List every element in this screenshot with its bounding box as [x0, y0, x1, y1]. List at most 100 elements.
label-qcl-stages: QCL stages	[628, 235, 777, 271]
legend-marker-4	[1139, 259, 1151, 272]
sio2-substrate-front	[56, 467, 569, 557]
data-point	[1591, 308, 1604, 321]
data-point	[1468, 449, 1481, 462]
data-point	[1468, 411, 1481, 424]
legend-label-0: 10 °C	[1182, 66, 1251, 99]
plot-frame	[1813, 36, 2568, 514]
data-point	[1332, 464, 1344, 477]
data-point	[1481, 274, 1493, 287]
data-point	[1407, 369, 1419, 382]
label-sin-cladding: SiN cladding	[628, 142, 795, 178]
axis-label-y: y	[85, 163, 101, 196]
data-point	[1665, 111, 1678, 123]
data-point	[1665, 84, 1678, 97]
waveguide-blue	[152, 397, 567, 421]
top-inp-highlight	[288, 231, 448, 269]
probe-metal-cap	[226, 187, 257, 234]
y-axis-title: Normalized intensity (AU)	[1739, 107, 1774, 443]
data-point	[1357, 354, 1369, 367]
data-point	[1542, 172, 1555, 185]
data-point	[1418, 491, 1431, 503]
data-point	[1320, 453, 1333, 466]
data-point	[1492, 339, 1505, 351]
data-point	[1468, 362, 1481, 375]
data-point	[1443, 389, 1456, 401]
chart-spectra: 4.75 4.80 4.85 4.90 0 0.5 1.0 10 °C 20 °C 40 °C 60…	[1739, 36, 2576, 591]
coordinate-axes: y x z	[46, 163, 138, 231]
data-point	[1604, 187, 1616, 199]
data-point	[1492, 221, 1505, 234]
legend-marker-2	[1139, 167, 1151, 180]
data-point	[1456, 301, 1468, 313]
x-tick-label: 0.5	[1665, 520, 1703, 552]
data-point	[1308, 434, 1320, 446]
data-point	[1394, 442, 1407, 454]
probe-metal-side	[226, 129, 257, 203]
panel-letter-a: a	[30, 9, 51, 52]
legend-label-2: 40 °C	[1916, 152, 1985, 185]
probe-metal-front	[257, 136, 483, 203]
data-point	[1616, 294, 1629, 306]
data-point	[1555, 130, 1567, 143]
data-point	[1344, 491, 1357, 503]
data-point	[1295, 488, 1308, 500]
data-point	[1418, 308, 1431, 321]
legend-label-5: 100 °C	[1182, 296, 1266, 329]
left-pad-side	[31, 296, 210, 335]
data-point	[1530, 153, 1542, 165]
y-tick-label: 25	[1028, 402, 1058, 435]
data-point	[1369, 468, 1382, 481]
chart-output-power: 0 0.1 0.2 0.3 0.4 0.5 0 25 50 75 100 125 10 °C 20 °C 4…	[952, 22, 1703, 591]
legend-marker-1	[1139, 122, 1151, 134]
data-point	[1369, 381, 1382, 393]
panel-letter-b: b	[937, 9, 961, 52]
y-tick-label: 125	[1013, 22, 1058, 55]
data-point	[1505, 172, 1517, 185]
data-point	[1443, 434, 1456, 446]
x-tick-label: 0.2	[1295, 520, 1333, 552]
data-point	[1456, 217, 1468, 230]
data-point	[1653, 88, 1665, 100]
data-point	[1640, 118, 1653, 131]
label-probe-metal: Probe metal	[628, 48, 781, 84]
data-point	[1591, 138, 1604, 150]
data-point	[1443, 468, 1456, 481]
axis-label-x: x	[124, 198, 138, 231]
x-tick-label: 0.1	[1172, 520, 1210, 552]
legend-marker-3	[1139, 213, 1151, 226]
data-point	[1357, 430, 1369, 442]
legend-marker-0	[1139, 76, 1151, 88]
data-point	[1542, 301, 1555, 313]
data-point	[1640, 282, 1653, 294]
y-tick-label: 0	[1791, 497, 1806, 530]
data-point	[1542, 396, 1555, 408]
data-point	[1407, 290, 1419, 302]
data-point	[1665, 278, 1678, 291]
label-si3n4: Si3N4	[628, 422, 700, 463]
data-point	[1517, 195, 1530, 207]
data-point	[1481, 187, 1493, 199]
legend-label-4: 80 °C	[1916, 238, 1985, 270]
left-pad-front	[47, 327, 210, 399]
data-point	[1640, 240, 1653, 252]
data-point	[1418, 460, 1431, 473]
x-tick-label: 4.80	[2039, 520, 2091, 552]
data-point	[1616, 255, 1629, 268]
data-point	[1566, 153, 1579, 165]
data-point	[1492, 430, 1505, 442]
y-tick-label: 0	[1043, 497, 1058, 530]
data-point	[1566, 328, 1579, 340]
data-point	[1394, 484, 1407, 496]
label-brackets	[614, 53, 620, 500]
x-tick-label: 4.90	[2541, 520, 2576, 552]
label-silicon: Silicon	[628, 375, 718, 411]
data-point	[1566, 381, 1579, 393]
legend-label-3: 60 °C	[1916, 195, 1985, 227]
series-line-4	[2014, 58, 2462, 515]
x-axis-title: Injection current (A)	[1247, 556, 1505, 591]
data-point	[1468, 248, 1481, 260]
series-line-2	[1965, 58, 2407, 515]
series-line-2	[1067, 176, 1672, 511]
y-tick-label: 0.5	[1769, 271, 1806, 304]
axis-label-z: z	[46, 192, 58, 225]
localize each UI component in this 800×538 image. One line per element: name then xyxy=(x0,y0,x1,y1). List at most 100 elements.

════════

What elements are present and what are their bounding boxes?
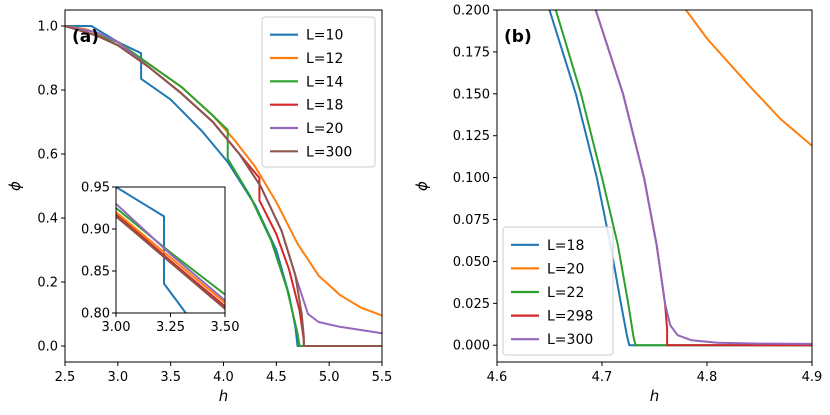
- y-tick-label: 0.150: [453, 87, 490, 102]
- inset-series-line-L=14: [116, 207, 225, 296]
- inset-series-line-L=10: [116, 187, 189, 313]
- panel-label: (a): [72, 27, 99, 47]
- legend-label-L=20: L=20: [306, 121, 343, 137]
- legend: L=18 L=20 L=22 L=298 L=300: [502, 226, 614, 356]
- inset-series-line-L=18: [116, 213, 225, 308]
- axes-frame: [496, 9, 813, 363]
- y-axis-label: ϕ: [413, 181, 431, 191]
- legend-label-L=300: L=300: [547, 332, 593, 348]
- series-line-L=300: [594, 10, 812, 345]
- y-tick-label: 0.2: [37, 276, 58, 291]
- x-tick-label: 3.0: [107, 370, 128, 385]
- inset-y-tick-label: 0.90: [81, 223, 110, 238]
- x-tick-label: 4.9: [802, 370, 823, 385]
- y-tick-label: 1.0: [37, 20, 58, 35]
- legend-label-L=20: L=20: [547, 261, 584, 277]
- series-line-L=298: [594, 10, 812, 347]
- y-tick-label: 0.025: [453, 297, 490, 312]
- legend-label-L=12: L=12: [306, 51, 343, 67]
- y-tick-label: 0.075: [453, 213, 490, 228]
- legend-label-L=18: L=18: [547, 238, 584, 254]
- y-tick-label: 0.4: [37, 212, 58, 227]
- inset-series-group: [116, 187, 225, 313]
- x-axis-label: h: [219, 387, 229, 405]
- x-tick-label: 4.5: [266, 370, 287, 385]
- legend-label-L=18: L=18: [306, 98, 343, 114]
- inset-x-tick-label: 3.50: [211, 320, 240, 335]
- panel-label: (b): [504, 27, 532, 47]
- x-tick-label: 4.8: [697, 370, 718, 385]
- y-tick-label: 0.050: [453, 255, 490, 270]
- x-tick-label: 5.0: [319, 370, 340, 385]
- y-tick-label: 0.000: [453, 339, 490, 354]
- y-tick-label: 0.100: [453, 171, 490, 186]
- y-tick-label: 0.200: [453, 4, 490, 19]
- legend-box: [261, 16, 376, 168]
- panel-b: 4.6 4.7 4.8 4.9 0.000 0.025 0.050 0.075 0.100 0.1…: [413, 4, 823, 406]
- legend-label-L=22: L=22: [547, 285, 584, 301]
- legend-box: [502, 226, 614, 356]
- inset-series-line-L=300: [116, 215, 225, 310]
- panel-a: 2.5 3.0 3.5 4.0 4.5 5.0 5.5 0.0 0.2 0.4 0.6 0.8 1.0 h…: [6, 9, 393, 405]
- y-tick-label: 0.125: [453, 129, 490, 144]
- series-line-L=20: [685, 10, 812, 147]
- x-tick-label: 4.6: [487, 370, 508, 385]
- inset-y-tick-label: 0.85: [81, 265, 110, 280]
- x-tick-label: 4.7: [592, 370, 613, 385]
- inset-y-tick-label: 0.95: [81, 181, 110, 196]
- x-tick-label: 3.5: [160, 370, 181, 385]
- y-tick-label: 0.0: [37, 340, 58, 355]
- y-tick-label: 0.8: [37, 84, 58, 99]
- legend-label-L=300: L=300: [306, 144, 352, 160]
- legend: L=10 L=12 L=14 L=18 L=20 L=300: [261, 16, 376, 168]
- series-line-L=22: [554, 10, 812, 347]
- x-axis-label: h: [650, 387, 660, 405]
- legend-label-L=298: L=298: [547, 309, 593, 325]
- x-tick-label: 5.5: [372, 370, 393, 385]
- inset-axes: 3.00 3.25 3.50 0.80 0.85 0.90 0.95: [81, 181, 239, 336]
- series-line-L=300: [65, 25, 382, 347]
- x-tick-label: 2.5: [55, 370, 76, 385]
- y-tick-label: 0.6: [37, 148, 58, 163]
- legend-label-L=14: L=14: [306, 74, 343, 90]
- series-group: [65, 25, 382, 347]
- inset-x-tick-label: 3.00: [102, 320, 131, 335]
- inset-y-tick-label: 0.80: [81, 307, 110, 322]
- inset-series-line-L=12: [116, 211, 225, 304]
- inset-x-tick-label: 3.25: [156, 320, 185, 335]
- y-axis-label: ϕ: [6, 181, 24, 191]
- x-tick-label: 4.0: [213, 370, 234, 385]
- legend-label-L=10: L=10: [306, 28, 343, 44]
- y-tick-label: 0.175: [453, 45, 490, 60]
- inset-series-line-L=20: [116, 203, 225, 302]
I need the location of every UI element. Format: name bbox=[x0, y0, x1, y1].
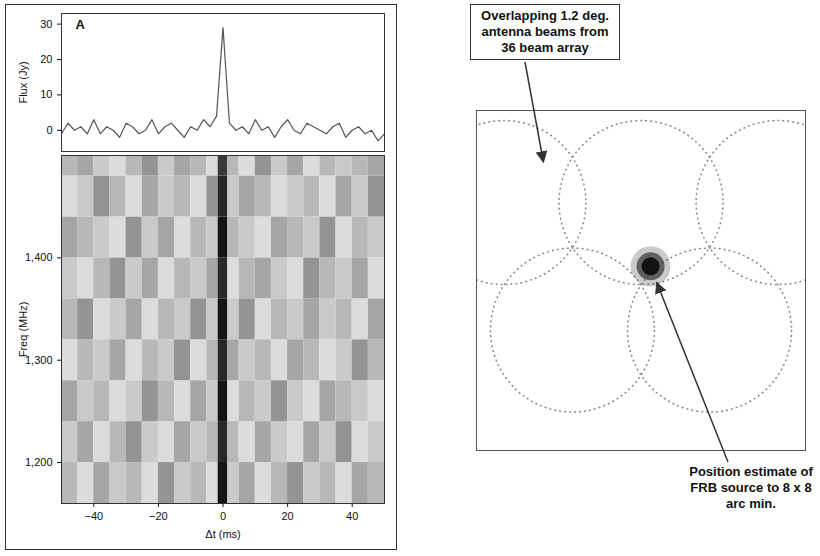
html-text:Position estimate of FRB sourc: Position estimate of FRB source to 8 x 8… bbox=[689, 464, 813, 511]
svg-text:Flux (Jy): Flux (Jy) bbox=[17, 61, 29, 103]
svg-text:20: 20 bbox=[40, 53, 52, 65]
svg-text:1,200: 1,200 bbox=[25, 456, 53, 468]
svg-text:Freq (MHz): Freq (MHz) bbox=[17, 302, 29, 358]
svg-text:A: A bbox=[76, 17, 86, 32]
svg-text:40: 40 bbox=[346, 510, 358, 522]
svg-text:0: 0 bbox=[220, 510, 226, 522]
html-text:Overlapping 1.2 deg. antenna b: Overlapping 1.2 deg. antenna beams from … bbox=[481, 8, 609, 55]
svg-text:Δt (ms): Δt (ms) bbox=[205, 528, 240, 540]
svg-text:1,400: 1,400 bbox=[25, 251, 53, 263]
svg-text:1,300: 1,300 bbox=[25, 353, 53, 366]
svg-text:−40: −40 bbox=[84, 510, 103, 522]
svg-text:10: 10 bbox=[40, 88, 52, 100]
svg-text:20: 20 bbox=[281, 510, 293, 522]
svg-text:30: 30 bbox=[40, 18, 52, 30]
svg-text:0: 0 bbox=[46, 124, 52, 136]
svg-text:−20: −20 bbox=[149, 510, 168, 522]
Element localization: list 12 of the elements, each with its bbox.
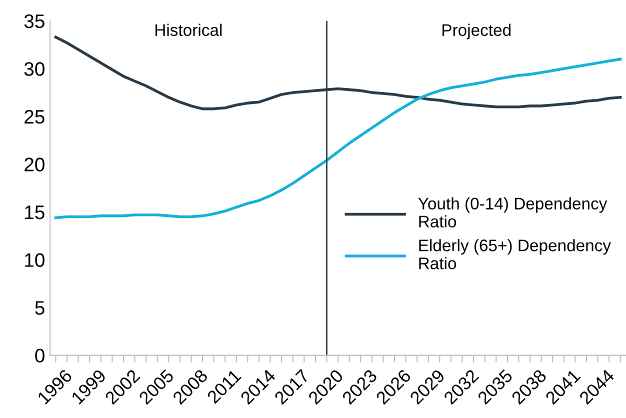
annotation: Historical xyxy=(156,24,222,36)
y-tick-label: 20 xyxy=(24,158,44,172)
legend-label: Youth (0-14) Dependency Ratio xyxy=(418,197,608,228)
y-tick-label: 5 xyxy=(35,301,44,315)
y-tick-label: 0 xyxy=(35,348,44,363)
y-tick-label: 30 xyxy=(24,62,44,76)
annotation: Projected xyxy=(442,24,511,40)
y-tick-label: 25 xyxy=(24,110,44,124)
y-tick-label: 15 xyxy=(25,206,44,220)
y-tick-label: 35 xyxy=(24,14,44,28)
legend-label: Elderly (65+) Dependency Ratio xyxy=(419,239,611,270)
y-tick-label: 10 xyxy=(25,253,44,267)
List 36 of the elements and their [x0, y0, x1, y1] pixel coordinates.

════════

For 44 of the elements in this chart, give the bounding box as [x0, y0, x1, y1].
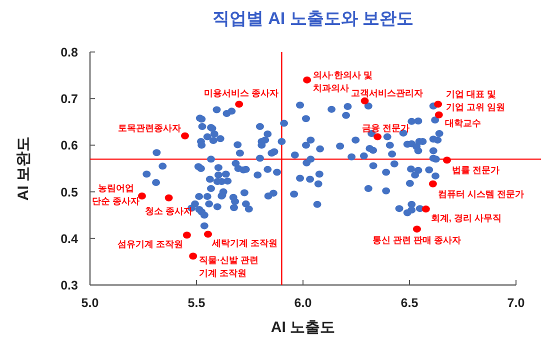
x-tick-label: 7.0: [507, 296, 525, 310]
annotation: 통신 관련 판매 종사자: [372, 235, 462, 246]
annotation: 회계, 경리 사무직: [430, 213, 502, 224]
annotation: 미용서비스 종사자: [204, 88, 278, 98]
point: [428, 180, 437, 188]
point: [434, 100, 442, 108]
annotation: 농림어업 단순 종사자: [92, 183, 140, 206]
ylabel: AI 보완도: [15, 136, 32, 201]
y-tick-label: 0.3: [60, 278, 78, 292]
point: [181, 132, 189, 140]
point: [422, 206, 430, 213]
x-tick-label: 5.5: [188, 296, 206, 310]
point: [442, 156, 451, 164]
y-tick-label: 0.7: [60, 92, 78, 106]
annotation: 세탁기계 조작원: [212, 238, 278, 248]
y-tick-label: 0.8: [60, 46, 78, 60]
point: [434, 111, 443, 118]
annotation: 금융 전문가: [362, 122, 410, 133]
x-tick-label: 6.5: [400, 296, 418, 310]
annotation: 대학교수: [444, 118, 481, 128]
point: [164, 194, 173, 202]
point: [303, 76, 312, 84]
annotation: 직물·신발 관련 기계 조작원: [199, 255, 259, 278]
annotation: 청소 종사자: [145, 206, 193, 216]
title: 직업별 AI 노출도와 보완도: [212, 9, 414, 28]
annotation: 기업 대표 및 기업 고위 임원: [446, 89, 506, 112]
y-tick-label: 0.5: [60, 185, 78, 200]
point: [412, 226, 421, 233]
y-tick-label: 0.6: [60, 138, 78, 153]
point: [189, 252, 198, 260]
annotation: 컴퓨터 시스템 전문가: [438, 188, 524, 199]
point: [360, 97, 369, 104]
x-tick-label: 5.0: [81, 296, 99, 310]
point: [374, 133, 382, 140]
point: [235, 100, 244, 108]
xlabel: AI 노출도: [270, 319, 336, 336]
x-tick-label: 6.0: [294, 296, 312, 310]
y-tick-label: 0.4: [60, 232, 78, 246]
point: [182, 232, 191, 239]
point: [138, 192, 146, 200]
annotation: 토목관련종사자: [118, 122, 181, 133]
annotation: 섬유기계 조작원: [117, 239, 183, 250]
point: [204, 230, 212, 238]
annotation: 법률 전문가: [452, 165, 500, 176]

════════

TASK PROMPT
Could you copy out the data above without changes, beginning at the line that has "annotation: Historical xyxy=(156,24,222,36)" and stopping after the line that has "y-tick-label: 10 xyxy=(25,253,44,267)"?

EXERCISE ANSWER
annotation: Historical xyxy=(156,24,222,36)
y-tick-label: 20 xyxy=(24,158,44,172)
legend-label: Youth (0-14) Dependency Ratio xyxy=(418,197,608,228)
y-tick-label: 5 xyxy=(35,301,44,315)
y-tick-label: 0 xyxy=(35,348,44,363)
y-tick-label: 30 xyxy=(24,62,44,76)
annotation: Projected xyxy=(442,24,511,40)
y-tick-label: 25 xyxy=(24,110,44,124)
y-tick-label: 15 xyxy=(25,206,44,220)
y-tick-label: 35 xyxy=(24,14,44,28)
legend-label: Elderly (65+) Dependency Ratio xyxy=(419,239,611,270)
y-tick-label: 10 xyxy=(25,253,44,267)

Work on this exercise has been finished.